# STATED PROBLEM:
Transcribe every line of the listing below without any deviation.

[Data records]
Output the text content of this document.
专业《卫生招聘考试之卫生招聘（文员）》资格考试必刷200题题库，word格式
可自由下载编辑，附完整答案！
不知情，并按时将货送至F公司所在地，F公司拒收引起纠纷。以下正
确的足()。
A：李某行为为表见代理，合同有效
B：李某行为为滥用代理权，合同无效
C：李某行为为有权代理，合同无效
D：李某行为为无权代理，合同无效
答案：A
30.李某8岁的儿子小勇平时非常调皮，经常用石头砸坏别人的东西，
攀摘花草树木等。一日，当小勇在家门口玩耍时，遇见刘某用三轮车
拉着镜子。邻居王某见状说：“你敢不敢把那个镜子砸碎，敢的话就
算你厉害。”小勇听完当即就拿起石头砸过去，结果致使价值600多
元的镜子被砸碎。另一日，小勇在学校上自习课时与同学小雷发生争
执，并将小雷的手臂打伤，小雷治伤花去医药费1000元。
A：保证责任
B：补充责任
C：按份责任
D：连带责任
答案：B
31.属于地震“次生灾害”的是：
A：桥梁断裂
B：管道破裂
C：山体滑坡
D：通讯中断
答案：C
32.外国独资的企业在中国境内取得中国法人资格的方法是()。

# RIGHT ANSWER:
Output the text content of this document.
专业《卫生招聘考试之卫生招聘（文员）》资格考试必刷200题题库，word格式
可自由下载编辑，附完整答案！
不知情，并按时将货送至F公司所在地，F公司拒收引起纠纷。以下正
确的足()。
A：李某行为为表见代理，合同有效
B：李某行为为滥用代理权，合同无效
C：李某行为为有权代理，合同无效
D：李某行为为无权代理，合同无效
答案：A
30.李某8岁的儿子小勇平时非常调皮，经常用石头砸坏别人的东西，
攀摘花草树木等。一日，当小勇在家门口玩耍时，遇见刘某用三轮车
拉着镜子。邻居王某见状说：“你敢不敢把那个镜子砸碎，敢的话就
算你厉害。”小勇听完当即就拿起石头砸过去，结果致使价值600多
元的镜子被砸碎。另一日，小勇在学校上自习课时与同学小雷发生争
执，并将小雷的手臂打伤，小雷治伤花去医药费1000元。
A：保证责任
B：补充责任
C：按份责任
D：连带责任
答案：B
31.属于地震“次生灾害”的是：
A：桥梁断裂
B：管道破裂
C：山体滑坡
D：通讯中断
答案：C
32.外国独资的企业在中国境内取得中国法人资格的方法是()。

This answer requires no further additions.